**TASK:**
Would you extract the whole listing below and retype it exactly?

══════════

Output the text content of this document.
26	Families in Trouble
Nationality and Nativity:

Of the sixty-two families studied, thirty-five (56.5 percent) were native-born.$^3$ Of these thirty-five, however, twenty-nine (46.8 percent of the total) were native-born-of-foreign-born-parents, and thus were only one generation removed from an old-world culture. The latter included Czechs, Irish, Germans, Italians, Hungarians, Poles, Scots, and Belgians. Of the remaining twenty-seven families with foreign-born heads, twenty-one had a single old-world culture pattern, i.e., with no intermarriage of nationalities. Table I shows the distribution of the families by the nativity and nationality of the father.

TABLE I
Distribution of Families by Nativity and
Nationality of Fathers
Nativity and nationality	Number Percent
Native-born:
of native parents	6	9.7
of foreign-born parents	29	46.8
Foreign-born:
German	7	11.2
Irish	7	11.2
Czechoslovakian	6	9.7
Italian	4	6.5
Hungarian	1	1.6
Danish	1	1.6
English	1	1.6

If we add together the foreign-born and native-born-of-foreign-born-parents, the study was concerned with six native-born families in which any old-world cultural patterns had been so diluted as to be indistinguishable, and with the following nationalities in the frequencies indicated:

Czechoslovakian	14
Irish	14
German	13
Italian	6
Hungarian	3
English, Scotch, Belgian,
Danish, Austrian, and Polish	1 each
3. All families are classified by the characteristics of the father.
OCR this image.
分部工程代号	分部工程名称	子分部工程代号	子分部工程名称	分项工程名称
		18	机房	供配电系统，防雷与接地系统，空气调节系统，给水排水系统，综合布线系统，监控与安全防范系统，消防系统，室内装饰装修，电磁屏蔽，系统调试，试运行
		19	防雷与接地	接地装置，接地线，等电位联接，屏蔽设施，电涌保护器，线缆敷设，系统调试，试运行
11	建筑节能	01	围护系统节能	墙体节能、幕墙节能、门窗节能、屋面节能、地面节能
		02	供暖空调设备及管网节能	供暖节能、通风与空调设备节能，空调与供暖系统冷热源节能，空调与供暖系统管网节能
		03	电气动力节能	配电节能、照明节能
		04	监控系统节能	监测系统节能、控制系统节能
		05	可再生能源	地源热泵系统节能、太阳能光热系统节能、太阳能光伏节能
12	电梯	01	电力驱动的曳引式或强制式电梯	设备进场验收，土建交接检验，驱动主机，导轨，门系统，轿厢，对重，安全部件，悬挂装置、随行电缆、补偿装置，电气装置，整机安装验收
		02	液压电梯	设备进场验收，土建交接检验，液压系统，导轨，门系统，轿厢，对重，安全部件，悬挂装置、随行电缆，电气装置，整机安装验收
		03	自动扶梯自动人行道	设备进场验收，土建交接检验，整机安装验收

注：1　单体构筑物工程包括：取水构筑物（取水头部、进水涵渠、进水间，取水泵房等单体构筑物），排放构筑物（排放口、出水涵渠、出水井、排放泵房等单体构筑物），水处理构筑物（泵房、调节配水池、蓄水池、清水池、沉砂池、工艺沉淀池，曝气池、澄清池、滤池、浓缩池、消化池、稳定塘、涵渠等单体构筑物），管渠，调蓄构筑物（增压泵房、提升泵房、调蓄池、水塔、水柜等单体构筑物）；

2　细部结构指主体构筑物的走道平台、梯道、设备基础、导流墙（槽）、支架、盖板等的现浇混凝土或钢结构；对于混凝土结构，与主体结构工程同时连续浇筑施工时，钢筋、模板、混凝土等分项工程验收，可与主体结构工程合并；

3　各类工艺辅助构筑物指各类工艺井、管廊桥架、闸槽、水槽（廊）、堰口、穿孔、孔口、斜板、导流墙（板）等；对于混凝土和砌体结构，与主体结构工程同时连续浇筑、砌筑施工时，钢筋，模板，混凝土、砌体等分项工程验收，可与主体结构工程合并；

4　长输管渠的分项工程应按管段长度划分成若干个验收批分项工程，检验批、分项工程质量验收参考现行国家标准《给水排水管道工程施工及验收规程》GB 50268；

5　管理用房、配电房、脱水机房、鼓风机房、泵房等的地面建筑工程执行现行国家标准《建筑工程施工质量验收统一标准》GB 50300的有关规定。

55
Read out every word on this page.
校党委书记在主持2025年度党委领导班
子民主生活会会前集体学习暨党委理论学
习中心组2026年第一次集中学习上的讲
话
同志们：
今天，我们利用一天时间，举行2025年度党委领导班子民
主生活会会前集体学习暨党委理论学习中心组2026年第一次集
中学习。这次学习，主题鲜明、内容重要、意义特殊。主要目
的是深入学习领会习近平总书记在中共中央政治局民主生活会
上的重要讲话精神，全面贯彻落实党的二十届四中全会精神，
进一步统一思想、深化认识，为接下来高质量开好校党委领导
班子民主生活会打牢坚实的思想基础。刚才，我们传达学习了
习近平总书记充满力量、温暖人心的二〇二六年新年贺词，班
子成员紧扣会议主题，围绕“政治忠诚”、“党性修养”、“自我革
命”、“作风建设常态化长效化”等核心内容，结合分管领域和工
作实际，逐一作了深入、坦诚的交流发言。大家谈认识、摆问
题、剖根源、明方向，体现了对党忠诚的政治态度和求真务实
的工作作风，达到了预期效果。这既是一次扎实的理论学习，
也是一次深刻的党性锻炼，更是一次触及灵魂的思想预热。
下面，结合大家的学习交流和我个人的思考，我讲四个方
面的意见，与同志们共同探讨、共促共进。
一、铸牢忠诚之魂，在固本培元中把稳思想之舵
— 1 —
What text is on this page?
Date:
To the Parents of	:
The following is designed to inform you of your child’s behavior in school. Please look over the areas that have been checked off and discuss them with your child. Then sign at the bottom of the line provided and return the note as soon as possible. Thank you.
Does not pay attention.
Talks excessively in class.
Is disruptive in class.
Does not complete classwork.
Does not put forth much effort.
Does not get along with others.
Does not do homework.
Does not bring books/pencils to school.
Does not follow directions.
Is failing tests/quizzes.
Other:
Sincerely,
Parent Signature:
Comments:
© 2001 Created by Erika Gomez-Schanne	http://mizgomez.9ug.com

══════════

**FULL ANSWER:**
Output the text content of this document.
26	Families in Trouble
Nationality and Nativity:

Of the sixty-two families studied, thirty-five (56.5 percent) were native-born.$^3$ Of these thirty-five, however, twenty-nine (46.8 percent of the total) were native-born-of-foreign-born-parents, and thus were only one generation removed from an old-world culture. The latter included Czechs, Irish, Germans, Italians, Hungarians, Poles, Scots, and Belgians. Of the remaining twenty-seven families with foreign-born heads, twenty-one had a single old-world culture pattern, i.e., with no intermarriage of nationalities. Table I shows the distribution of the families by the nativity and nationality of the father.

TABLE I
Distribution of Families by Nativity and
Nationality of Fathers
Nativity and nationality	Number Percent
Native-born:
of native parents	6	9.7
of foreign-born parents	29	46.8
Foreign-born:
German	7	11.2
Irish	7	11.2
Czechoslovakian	6	9.7
Italian	4	6.5
Hungarian	1	1.6
Danish	1	1.6
English	1	1.6

If we add together the foreign-born and native-born-of-foreign-born-parents, the study was concerned with six native-born families in which any old-world cultural patterns had been so diluted as to be indistinguishable, and with the following nationalities in the frequencies indicated:

Czechoslovakian	14
Irish	14
German	13
Italian	6
Hungarian	3
English, Scotch, Belgian,
Danish, Austrian, and Polish	1 each
3. All families are classified by the characteristics of the father.
OCR this image.
分部工程代号	分部工程名称	子分部工程代号	子分部工程名称	分项工程名称
		18	机房	供配电系统，防雷与接地系统，空气调节系统，给水排水系统，综合布线系统，监控与安全防范系统，消防系统，室内装饰装修，电磁屏蔽，系统调试，试运行
		19	防雷与接地	接地装置，接地线，等电位联接，屏蔽设施，电涌保护器，线缆敷设，系统调试，试运行
11	建筑节能	01	围护系统节能	墙体节能、幕墙节能、门窗节能、屋面节能、地面节能
		02	供暖空调设备及管网节能	供暖节能、通风与空调设备节能，空调与供暖系统冷热源节能，空调与供暖系统管网节能
		03	电气动力节能	配电节能、照明节能
		04	监控系统节能	监测系统节能、控制系统节能
		05	可再生能源	地源热泵系统节能、太阳能光热系统节能、太阳能光伏节能
12	电梯	01	电力驱动的曳引式或强制式电梯	设备进场验收，土建交接检验，驱动主机，导轨，门系统，轿厢，对重，安全部件，悬挂装置、随行电缆、补偿装置，电气装置，整机安装验收
		02	液压电梯	设备进场验收，土建交接检验，液压系统，导轨，门系统，轿厢，对重，安全部件，悬挂装置、随行电缆，电气装置，整机安装验收
		03	自动扶梯自动人行道	设备进场验收，土建交接检验，整机安装验收

注：1　单体构筑物工程包括：取水构筑物（取水头部、进水涵渠、进水间，取水泵房等单体构筑物），排放构筑物（排放口、出水涵渠、出水井、排放泵房等单体构筑物），水处理构筑物（泵房、调节配水池、蓄水池、清水池、沉砂池、工艺沉淀池，曝气池、澄清池、滤池、浓缩池、消化池、稳定塘、涵渠等单体构筑物），管渠，调蓄构筑物（增压泵房、提升泵房、调蓄池、水塔、水柜等单体构筑物）；

2　细部结构指主体构筑物的走道平台、梯道、设备基础、导流墙（槽）、支架、盖板等的现浇混凝土或钢结构；对于混凝土结构，与主体结构工程同时连续浇筑施工时，钢筋、模板、混凝土等分项工程验收，可与主体结构工程合并；

3　各类工艺辅助构筑物指各类工艺井、管廊桥架、闸槽、水槽（廊）、堰口、穿孔、孔口、斜板、导流墙（板）等；对于混凝土和砌体结构，与主体结构工程同时连续浇筑、砌筑施工时，钢筋，模板，混凝土、砌体等分项工程验收，可与主体结构工程合并；

4　长输管渠的分项工程应按管段长度划分成若干个验收批分项工程，检验批、分项工程质量验收参考现行国家标准《给水排水管道工程施工及验收规程》GB 50268；

5　管理用房、配电房、脱水机房、鼓风机房、泵房等的地面建筑工程执行现行国家标准《建筑工程施工质量验收统一标准》GB 50300的有关规定。

55
Read out every word on this page.
校党委书记在主持2025年度党委领导班
子民主生活会会前集体学习暨党委理论学
习中心组2026年第一次集中学习上的讲
话
同志们：
今天，我们利用一天时间，举行2025年度党委领导班子民
主生活会会前集体学习暨党委理论学习中心组2026年第一次集
中学习。这次学习，主题鲜明、内容重要、意义特殊。主要目
的是深入学习领会习近平总书记在中共中央政治局民主生活会
上的重要讲话精神，全面贯彻落实党的二十届四中全会精神，
进一步统一思想、深化认识，为接下来高质量开好校党委领导
班子民主生活会打牢坚实的思想基础。刚才，我们传达学习了
习近平总书记充满力量、温暖人心的二〇二六年新年贺词，班
子成员紧扣会议主题，围绕“政治忠诚”、“党性修养”、“自我革
命”、“作风建设常态化长效化”等核心内容，结合分管领域和工
作实际，逐一作了深入、坦诚的交流发言。大家谈认识、摆问
题、剖根源、明方向，体现了对党忠诚的政治态度和求真务实
的工作作风，达到了预期效果。这既是一次扎实的理论学习，
也是一次深刻的党性锻炼，更是一次触及灵魂的思想预热。
下面，结合大家的学习交流和我个人的思考，我讲四个方
面的意见，与同志们共同探讨、共促共进。
一、铸牢忠诚之魂，在固本培元中把稳思想之舵
— 1 —
What text is on this page?
Date:
To the Parents of	:
The following is designed to inform you of your child’s behavior in school. Please look over the areas that have been checked off and discuss them with your child. Then sign at the bottom of the line provided and return the note as soon as possible. Thank you.
Does not pay attention.
Talks excessively in class.
Is disruptive in class.
Does not complete classwork.
Does not put forth much effort.
Does not get along with others.
Does not do homework.
Does not bring books/pencils to school.
Does not follow directions.
Is failing tests/quizzes.
Other:
Sincerely,
Parent Signature:
Comments:
© 2001 Created by Erika Gomez-Schanne	http://mizgomez.9ug.com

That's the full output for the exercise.